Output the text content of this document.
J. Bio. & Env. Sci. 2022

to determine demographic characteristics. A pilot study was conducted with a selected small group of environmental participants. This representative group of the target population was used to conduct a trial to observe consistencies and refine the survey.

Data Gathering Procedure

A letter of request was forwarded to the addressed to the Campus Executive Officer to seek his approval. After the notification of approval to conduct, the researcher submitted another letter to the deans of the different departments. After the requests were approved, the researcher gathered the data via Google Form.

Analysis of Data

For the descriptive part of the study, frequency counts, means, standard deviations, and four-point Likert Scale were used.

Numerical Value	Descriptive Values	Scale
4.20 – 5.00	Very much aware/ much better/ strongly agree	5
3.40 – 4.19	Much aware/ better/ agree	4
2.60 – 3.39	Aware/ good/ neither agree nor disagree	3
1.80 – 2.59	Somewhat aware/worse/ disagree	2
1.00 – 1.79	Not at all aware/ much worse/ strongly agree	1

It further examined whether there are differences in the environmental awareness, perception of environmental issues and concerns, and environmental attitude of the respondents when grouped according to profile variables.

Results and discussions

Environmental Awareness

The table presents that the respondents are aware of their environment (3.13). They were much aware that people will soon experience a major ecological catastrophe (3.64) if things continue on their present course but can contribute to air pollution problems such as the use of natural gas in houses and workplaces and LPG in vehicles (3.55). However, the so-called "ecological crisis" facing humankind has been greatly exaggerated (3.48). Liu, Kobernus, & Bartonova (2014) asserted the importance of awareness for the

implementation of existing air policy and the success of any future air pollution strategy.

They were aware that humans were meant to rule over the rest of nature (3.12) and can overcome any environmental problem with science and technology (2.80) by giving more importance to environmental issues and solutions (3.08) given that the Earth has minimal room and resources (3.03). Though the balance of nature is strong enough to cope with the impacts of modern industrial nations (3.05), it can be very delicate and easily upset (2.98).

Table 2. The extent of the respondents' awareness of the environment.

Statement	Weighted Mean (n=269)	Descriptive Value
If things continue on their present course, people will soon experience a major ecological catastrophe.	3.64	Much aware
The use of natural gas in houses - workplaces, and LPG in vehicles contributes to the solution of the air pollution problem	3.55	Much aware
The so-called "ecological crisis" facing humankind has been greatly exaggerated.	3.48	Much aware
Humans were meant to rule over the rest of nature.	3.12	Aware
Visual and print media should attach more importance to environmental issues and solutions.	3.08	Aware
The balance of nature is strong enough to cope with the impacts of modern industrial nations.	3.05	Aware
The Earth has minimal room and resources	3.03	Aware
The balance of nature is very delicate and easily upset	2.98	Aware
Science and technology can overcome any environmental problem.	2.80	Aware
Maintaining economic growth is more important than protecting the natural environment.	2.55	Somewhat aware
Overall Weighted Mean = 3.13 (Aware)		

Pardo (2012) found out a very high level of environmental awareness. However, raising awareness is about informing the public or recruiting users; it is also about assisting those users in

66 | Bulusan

• **GOAL**
Which lines in the records above contain the string "overcome"? Copy each one.

• **RESPONSE FOR THIS EXERCISE**
They were aware that humans were meant to rule over the rest of nature (3.12) and can overcome any environmental problem with science and technology (2.80) by giving more importance to environmental issues and solutions (3.08) given that the Earth has minimal room and resources (3.03). Though the balance of nature is strong enough to cope with the impacts of modern industrial nations (3.05), it can be very delicate and easily upset (2.98).
Science and technology can overcome any environmental problem.	2.80	Aware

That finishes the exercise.